> [EXERCISE DIRECTIONS] Report how many lines of the records below include the word "CODE". Give nothing but the number.
-- BEGIN INPUT MATERIAL --
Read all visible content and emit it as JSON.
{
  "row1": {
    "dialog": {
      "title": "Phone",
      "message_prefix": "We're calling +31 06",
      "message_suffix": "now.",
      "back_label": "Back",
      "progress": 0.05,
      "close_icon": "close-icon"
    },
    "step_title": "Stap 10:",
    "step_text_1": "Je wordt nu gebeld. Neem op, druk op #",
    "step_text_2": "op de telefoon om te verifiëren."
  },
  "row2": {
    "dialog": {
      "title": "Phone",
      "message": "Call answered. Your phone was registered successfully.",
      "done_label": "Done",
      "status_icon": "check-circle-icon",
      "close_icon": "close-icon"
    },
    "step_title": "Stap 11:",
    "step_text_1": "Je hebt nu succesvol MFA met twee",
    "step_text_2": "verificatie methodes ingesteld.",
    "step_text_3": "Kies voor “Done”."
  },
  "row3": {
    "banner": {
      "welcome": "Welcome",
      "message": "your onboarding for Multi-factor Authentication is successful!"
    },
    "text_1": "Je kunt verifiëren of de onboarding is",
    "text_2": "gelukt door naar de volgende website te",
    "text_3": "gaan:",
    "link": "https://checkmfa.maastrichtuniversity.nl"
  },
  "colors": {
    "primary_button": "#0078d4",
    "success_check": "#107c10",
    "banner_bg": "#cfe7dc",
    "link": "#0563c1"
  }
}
-- END INPUT MATERIAL --
-- BEGIN INPUT MATERIAL --
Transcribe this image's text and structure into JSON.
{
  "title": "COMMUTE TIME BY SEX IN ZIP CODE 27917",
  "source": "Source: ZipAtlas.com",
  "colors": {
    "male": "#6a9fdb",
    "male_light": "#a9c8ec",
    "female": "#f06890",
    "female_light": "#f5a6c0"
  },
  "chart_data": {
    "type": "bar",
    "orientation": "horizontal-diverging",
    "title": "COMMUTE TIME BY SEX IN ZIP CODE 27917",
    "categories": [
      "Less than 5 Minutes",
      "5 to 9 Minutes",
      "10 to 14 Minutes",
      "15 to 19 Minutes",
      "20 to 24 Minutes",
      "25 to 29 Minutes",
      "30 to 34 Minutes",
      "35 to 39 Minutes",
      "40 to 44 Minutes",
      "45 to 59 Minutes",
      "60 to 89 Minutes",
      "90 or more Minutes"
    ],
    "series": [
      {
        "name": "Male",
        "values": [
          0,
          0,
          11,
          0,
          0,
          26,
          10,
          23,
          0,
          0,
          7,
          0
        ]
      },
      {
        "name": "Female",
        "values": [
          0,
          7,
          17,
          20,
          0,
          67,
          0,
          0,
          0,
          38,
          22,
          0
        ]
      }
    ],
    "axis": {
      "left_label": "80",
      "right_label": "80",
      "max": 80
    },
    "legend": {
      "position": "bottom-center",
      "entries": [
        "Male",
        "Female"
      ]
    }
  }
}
-- END INPUT MATERIAL --
> [CORRECT RESULT] 2